## The task
Check every line for the word "text" and give the number of lines where it occurs, nothing else.

## Given records
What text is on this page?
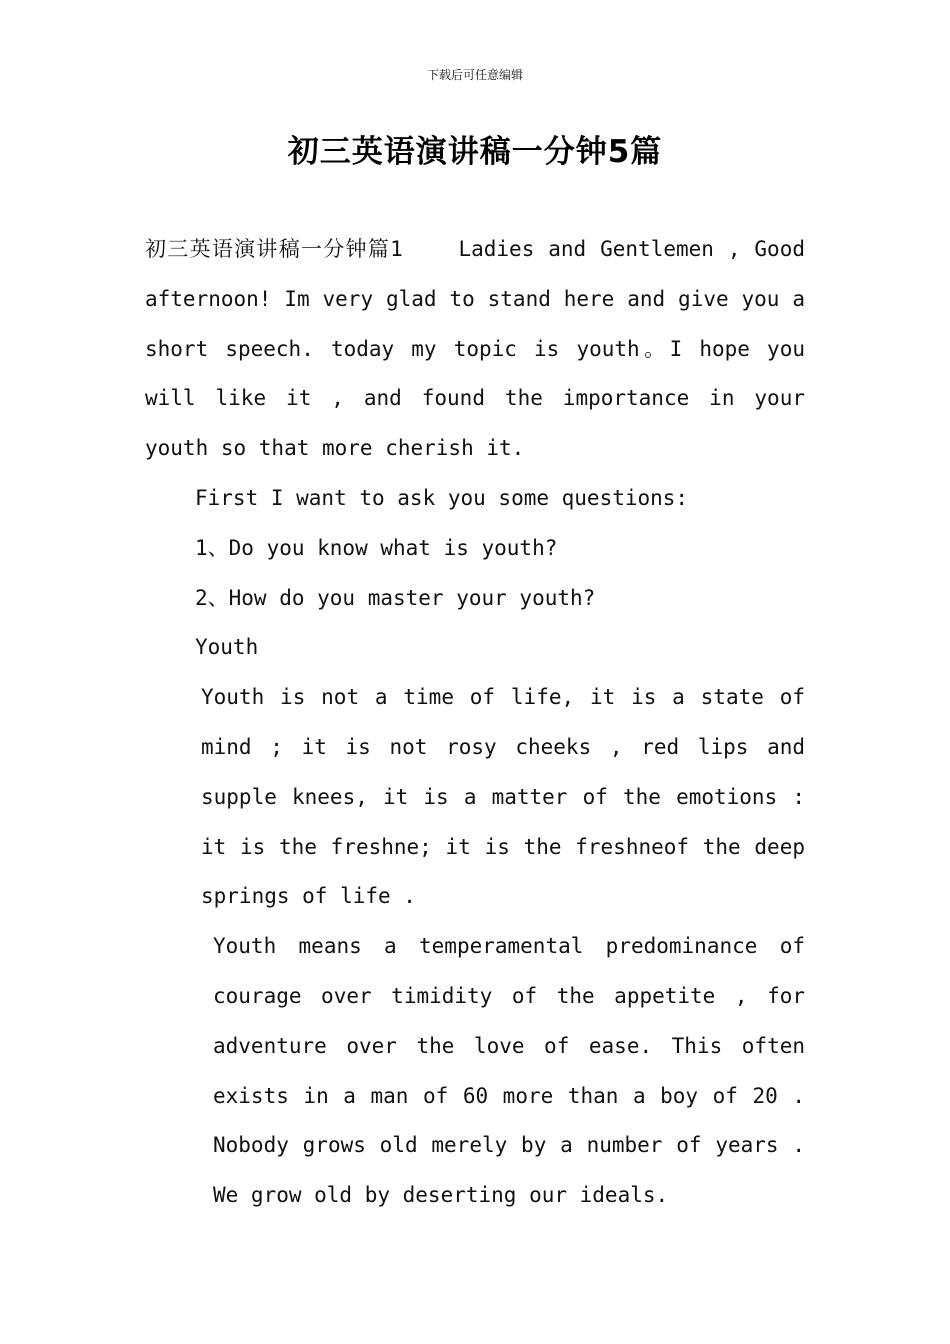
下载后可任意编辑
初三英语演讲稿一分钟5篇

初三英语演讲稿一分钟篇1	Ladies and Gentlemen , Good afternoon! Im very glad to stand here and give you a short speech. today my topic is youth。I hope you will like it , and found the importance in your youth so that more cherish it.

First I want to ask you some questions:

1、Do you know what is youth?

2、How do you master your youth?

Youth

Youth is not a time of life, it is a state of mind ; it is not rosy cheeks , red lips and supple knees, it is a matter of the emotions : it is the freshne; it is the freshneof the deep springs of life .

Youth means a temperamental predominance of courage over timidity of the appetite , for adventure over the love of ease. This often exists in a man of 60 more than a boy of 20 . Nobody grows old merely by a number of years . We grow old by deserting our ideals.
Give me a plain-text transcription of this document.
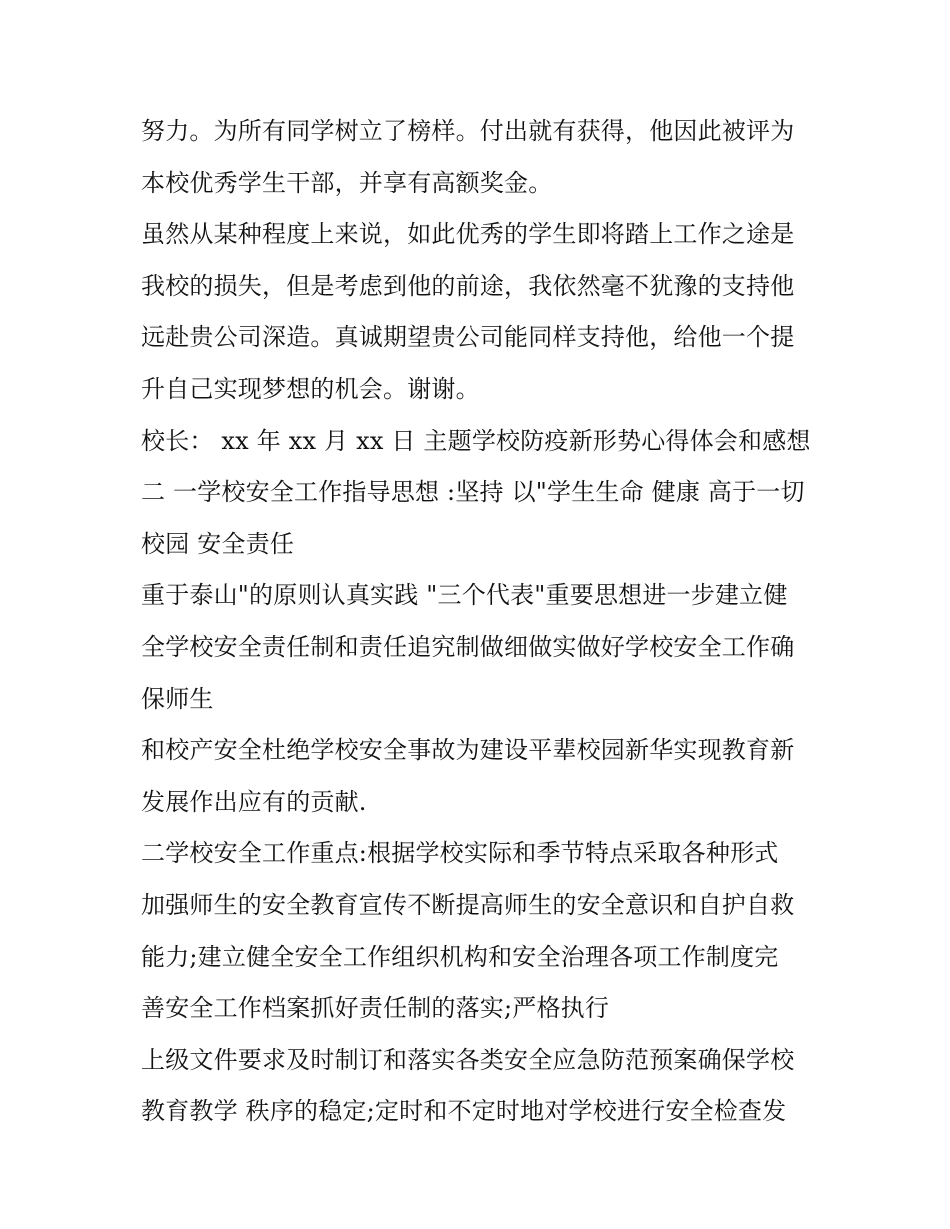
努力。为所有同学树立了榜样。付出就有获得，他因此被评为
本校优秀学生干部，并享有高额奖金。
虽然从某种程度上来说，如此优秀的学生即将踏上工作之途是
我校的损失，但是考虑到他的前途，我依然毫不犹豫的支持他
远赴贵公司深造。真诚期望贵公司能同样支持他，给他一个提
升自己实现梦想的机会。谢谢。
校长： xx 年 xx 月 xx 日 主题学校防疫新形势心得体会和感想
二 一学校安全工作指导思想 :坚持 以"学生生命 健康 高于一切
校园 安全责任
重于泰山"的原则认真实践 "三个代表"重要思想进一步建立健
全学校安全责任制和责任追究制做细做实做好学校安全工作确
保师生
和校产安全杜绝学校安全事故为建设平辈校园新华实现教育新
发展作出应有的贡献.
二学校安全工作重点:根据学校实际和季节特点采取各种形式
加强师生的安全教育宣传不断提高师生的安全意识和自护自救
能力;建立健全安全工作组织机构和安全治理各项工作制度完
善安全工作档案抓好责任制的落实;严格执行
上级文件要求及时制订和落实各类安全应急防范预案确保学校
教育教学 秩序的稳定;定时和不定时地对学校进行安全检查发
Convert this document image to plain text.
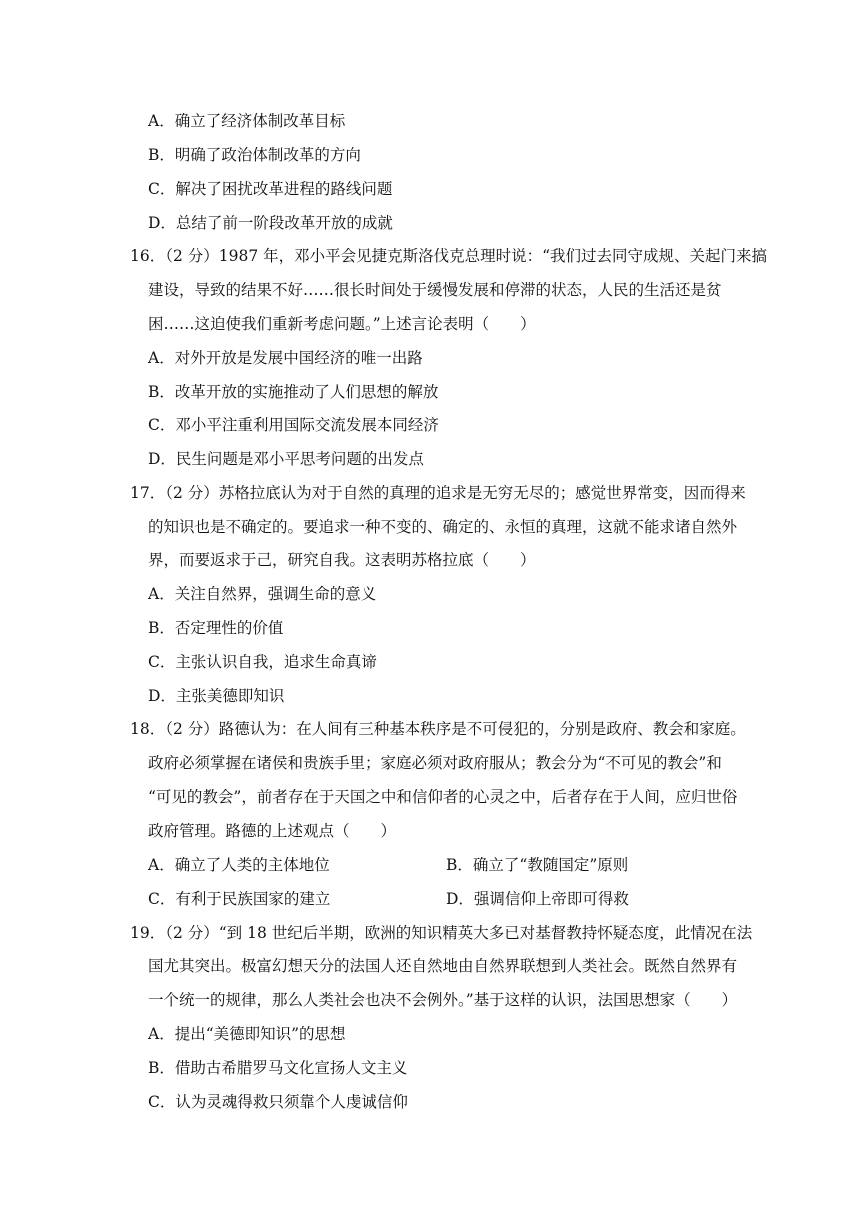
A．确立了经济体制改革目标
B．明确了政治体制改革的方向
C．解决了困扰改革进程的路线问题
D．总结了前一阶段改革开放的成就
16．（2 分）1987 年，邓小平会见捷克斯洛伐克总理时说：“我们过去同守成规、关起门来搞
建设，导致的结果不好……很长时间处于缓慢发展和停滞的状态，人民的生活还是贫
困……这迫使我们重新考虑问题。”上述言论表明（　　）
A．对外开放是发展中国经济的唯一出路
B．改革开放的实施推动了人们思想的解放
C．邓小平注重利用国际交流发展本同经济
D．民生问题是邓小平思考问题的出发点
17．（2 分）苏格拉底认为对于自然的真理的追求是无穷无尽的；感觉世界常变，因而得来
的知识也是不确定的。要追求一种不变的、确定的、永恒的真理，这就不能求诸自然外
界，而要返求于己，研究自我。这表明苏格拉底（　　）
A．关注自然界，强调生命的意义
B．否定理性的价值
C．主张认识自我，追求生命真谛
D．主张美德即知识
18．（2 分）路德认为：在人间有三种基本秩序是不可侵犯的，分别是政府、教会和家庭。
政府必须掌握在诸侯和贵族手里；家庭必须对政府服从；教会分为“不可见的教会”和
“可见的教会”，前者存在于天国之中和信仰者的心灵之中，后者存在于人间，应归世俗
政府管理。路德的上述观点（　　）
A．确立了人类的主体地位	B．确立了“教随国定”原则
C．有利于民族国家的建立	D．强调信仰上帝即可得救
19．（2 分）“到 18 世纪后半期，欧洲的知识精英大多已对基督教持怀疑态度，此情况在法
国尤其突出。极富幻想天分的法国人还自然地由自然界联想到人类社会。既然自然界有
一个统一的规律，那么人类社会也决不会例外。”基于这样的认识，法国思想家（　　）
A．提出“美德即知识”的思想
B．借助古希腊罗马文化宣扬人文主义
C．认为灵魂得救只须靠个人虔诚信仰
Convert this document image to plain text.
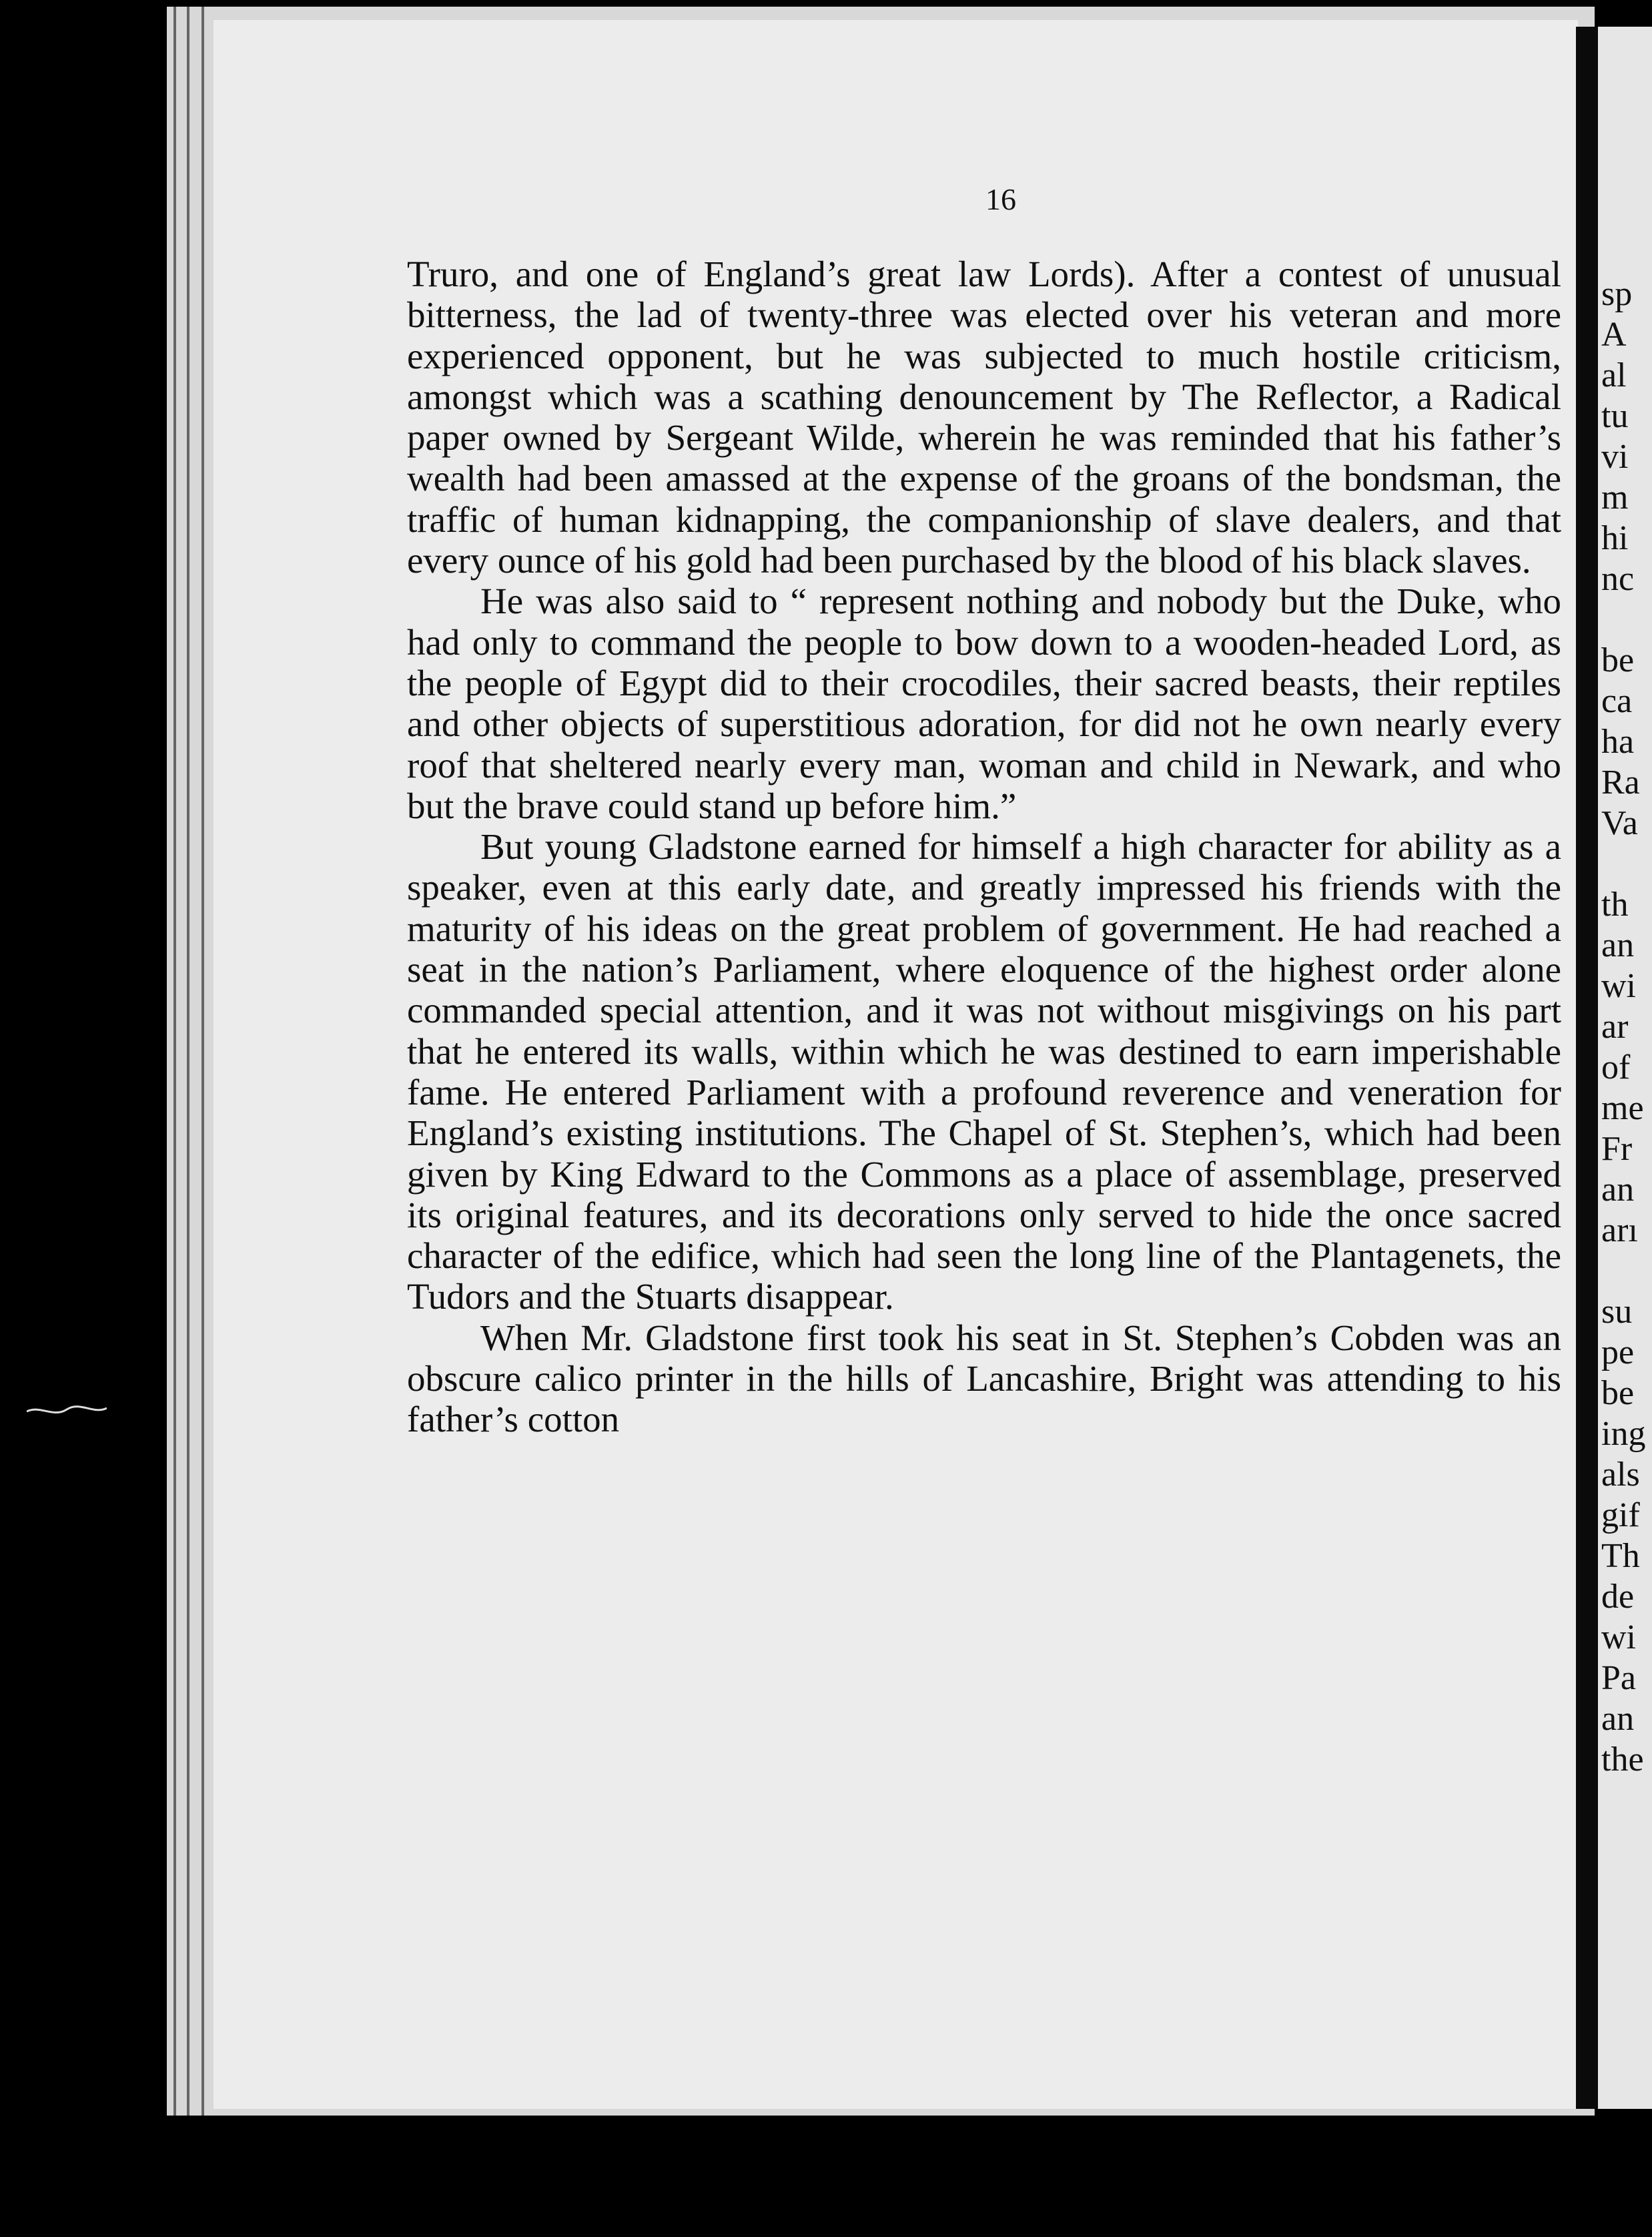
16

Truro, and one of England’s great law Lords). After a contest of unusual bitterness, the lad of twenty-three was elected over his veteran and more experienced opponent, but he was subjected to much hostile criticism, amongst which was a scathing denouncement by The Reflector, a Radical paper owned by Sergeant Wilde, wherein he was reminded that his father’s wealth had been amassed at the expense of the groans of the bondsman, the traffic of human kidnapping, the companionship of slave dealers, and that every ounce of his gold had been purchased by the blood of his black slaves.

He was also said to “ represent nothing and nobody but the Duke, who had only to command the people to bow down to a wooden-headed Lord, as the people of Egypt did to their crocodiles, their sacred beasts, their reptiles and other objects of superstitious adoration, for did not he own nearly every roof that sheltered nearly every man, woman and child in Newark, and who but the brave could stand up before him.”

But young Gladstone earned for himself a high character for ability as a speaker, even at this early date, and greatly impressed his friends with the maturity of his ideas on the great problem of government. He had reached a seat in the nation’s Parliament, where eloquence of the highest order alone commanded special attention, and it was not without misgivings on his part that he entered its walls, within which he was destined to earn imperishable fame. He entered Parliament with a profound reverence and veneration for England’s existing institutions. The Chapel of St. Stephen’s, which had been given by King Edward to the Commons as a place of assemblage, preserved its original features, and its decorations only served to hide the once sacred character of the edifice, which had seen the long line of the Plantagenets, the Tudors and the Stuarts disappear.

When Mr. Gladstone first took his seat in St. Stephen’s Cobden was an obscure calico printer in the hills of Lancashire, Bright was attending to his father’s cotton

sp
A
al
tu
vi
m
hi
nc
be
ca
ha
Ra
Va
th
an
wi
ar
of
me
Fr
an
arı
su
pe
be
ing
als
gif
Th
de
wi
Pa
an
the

## The result
4